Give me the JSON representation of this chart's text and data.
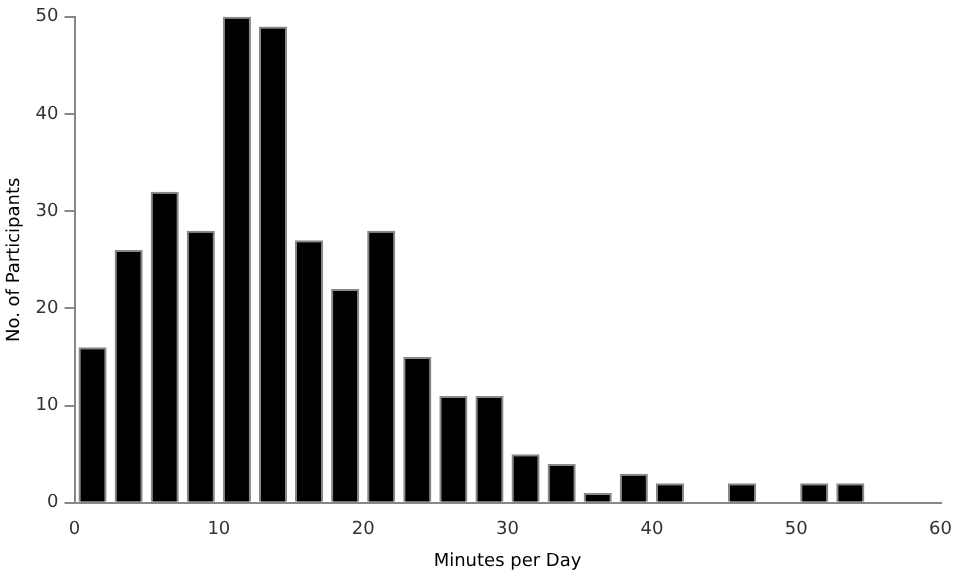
{
  "chart_data": {
    "type": "histogram",
    "xlabel": "Minutes per Day",
    "ylabel": "No. of Participants",
    "bins": [
      0,
      2.5,
      5,
      7.5,
      10,
      12.5,
      15,
      17.5,
      20,
      22.5,
      25,
      27.5,
      30,
      32.5,
      35,
      37.5,
      40,
      42.5,
      45,
      47.5,
      50,
      52.5,
      55
    ],
    "values": [
      16,
      26,
      32,
      28,
      50,
      49,
      27,
      22,
      28,
      15,
      11,
      11,
      5,
      4,
      1,
      3,
      2,
      0,
      2,
      0,
      2,
      2
    ],
    "color": "#000000",
    "xlim": [
      0,
      60
    ],
    "xticks": [
      0,
      10,
      20,
      30,
      40,
      50,
      60
    ],
    "ylim": [
      0,
      50
    ],
    "yticks": [
      0,
      10,
      20,
      30,
      40,
      50
    ],
    "grid": false,
    "legend": false
  }
}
•••
• [GIVEN INSTRUCTION]
Repeat the material above in full and exactly, apart from the pictures.

• [THE OUTPUT]
Give me the JSON representation of this chart's text and data.
{
  "chart_data": {
    "type": "histogram",
    "xlabel": "Minutes per Day",
    "ylabel": "No. of Participants",
    "bins": [
      0,
      2.5,
      5,
      7.5,
      10,
      12.5,
      15,
      17.5,
      20,
      22.5,
      25,
      27.5,
      30,
      32.5,
      35,
      37.5,
      40,
      42.5,
      45,
      47.5,
      50,
      52.5,
      55
    ],
    "values": [
      16,
      26,
      32,
      28,
      50,
      49,
      27,
      22,
      28,
      15,
      11,
      11,
      5,
      4,
      1,
      3,
      2,
      0,
      2,
      0,
      2,
      2
    ],
    "color": "#000000",
    "xlim": [
      0,
      60
    ],
    "xticks": [
      0,
      10,
      20,
      30,
      40,
      50,
      60
    ],
    "ylim": [
      0,
      50
    ],
    "yticks": [
      0,
      10,
      20,
      30,
      40,
      50
    ],
    "grid": false,
    "legend": false
  }
}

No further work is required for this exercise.